- **Goal**
Count how many lines in this material contain "appears". The answer is that number alone.

++++ Exercise material ++++

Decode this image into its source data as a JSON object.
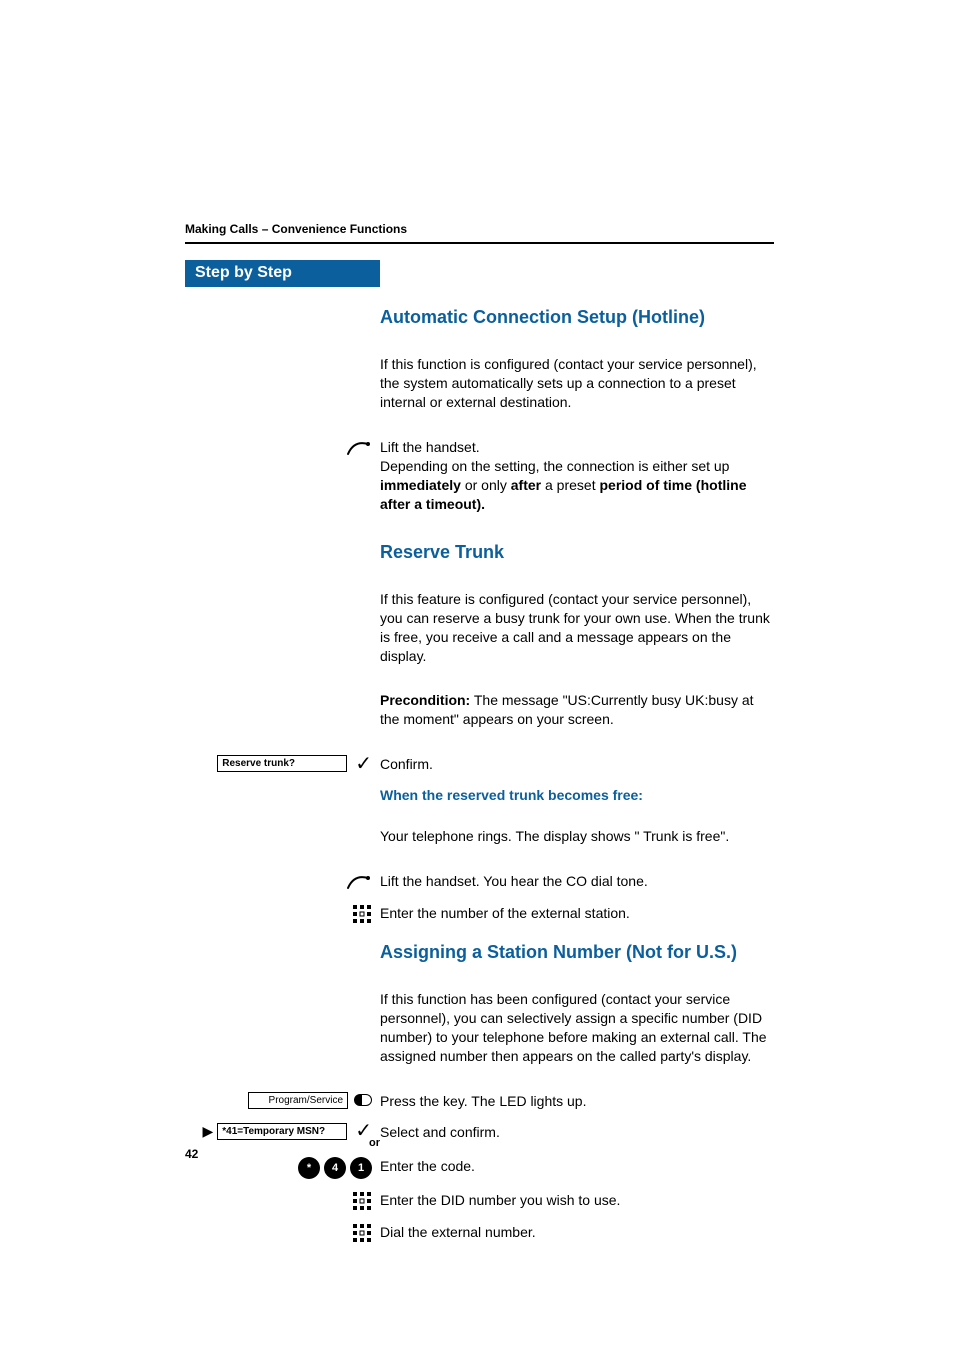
{
  "header": "Making Calls – Convenience Functions",
  "step_by_step": "Step by Step",
  "page_number": "42",
  "section_hotline": {
    "title": "Automatic Connection Setup (Hotline)",
    "intro": "If this function is configured (contact your service personnel), the system automatically sets up a connection to a preset internal or external destination.",
    "lift_handset_prefix": "Lift the handset.",
    "lift_handset_body1": "Depending on the setting, the connection is either set up ",
    "immediately": "immediately",
    "or_only": " or only ",
    "after_bold": "after",
    "preset_text": " a preset ",
    "period_bold": "period of time (hotline after a timeout)."
  },
  "section_reserve": {
    "title": "Reserve Trunk",
    "intro": "If this feature is configured (contact your service personnel), you can reserve a busy trunk for your own use. When the trunk is free, you receive a call and a message appears on the display.",
    "precondition_label": "Precondition:",
    "precondition_text": " The message \"US:Currently busy UK:busy at the moment\" appears on your screen.",
    "display_text": "Reserve trunk?",
    "confirm": "Confirm.",
    "sub_heading": "When the reserved trunk becomes free:",
    "ring_text": "Your telephone rings. The display shows \" Trunk is free\".",
    "lift_text": "Lift the handset. You hear the CO dial tone.",
    "enter_text": "Enter the number of the external station."
  },
  "section_assign": {
    "title": "Assigning a Station Number (Not for U.S.)",
    "intro": "If this function has been configured (contact your service personnel), you can selectively assign a specific number (DID number) to your telephone before making an external call. The assigned number then appears on the called party's display.",
    "key_label": "Program/Service",
    "press_key": "Press the key. The LED lights up.",
    "display_text": "*41=Temporary MSN?",
    "select_confirm": "Select and confirm.",
    "or_label": "or",
    "code_keys": [
      "*",
      "4",
      "1"
    ],
    "enter_code": "Enter the code.",
    "enter_did": "Enter the DID number you wish to use.",
    "dial_ext": "Dial the external number."
  }
}
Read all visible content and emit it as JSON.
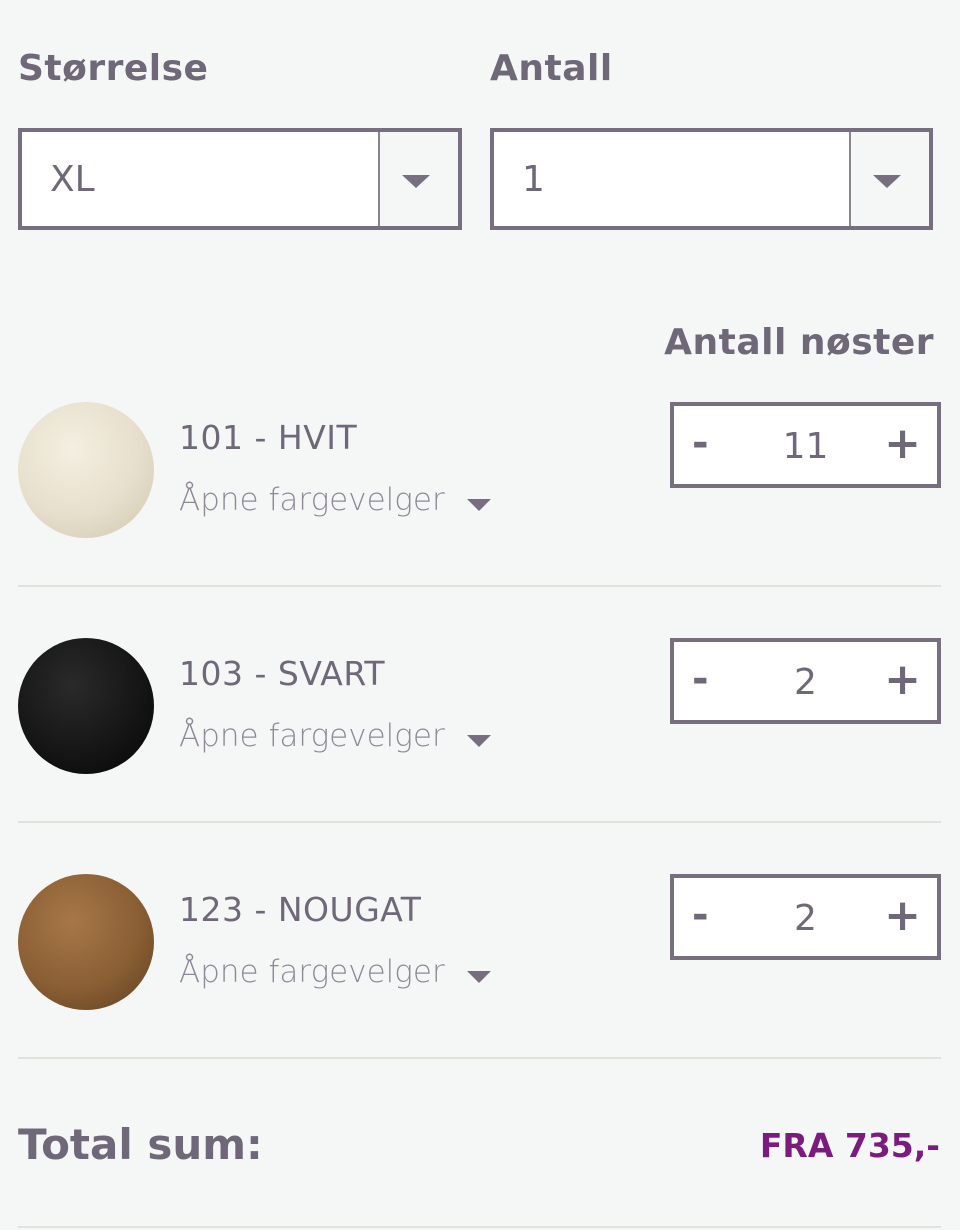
{
  "size": {
    "label": "Størrelse",
    "value": "XL"
  },
  "quantity": {
    "label": "Antall",
    "value": "1"
  },
  "skeins_heading": "Antall nøster",
  "yarns": [
    {
      "name": "101 - HVIT",
      "picker_label": "Åpne fargevelger",
      "count": "11",
      "color": "#e9e3d2"
    },
    {
      "name": "103 - SVART",
      "picker_label": "Åpne fargevelger",
      "count": "2",
      "color": "#121212"
    },
    {
      "name": "123 - NOUGAT",
      "picker_label": "Åpne fargevelger",
      "count": "2",
      "color": "#8a5f34"
    }
  ],
  "stepper": {
    "minus": "-",
    "plus": "+"
  },
  "total": {
    "label": "Total sum:",
    "value": "FRA 735,-"
  },
  "colors": {
    "accent": "#7b1a7f",
    "border": "#776e80",
    "text": "#6f6878"
  }
}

++++

- **Result of this task**
3